▶ [Description of the task] Only the number is needed: how many lines contain the word "merupakan"?
____
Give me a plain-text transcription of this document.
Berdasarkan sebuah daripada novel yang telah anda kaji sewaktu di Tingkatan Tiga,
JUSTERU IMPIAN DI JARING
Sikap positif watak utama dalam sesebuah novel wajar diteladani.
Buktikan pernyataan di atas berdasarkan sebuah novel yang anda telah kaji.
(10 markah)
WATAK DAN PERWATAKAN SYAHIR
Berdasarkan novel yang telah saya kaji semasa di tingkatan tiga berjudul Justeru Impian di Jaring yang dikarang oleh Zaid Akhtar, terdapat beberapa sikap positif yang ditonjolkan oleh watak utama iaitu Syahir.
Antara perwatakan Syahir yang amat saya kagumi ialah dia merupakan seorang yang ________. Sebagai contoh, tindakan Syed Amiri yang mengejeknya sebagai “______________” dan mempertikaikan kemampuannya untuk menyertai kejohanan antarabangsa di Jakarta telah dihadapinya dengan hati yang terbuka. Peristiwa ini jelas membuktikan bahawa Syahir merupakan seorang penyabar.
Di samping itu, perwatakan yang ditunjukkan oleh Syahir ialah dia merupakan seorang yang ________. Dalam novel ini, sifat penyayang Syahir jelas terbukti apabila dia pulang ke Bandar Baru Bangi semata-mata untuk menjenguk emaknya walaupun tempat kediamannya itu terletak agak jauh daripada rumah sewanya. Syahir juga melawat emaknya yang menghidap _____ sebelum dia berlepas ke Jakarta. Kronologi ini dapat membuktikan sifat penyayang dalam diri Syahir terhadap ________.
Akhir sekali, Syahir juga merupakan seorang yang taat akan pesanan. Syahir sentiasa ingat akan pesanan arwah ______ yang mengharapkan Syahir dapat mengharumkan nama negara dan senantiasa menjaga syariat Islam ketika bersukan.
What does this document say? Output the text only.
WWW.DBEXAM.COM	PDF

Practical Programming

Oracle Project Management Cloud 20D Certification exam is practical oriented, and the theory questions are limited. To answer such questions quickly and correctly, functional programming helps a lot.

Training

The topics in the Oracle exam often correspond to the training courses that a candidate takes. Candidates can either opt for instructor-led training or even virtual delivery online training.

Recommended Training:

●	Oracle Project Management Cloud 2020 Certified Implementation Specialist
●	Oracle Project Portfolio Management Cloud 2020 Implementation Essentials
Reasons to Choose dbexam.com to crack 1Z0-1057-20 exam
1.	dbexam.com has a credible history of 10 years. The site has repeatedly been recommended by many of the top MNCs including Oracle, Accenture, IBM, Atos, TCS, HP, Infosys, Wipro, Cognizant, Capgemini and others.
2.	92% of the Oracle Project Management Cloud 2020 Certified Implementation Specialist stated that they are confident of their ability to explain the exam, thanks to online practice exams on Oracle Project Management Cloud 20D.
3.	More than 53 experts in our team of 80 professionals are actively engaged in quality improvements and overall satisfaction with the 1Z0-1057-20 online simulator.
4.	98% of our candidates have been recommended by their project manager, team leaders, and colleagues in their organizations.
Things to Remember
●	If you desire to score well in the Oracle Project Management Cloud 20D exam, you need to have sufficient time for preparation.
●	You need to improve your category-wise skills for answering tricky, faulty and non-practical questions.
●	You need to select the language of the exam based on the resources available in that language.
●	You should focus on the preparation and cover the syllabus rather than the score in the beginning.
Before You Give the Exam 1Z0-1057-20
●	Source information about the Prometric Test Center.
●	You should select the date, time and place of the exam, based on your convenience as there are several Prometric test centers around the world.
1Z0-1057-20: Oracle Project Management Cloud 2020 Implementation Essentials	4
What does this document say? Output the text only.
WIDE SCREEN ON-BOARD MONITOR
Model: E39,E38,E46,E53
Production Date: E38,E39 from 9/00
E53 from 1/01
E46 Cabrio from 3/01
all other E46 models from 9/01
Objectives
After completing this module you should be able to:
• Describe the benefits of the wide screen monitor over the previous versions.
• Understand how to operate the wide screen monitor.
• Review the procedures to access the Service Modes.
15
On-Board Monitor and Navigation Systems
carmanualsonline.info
____
▶ [In response] 3